DO THIS
Reproduce every record below exactly as it appears.

>> Begin DATASET CONTENT

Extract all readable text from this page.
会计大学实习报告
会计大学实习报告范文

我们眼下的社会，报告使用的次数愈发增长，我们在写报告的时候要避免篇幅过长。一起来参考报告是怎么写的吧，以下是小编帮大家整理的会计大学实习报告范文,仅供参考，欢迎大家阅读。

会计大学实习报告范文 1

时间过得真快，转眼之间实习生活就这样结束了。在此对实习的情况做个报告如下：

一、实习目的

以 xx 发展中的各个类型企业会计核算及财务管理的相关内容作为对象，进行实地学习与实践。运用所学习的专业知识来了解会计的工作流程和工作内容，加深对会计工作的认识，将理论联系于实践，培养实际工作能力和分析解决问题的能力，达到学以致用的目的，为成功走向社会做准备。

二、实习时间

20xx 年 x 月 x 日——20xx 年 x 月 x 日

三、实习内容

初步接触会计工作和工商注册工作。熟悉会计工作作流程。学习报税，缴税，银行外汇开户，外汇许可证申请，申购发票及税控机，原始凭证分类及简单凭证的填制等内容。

>> End DATASET CONTENT

EXPECTED OUTPUT
Extract all readable text from this page.
会计大学实习报告
会计大学实习报告范文

我们眼下的社会，报告使用的次数愈发增长，我们在写报告的时候要避免篇幅过长。一起来参考报告是怎么写的吧，以下是小编帮大家整理的会计大学实习报告范文,仅供参考，欢迎大家阅读。

会计大学实习报告范文 1

时间过得真快，转眼之间实习生活就这样结束了。在此对实习的情况做个报告如下：

一、实习目的

以 xx 发展中的各个类型企业会计核算及财务管理的相关内容作为对象，进行实地学习与实践。运用所学习的专业知识来了解会计的工作流程和工作内容，加深对会计工作的认识，将理论联系于实践，培养实际工作能力和分析解决问题的能力，达到学以致用的目的，为成功走向社会做准备。

二、实习时间

20xx 年 x 月 x 日——20xx 年 x 月 x 日

三、实习内容

初步接触会计工作和工商注册工作。熟悉会计工作作流程。学习报税，缴税，银行外汇开户，外汇许可证申请，申购发票及税控机，原始凭证分类及简单凭证的填制等内容。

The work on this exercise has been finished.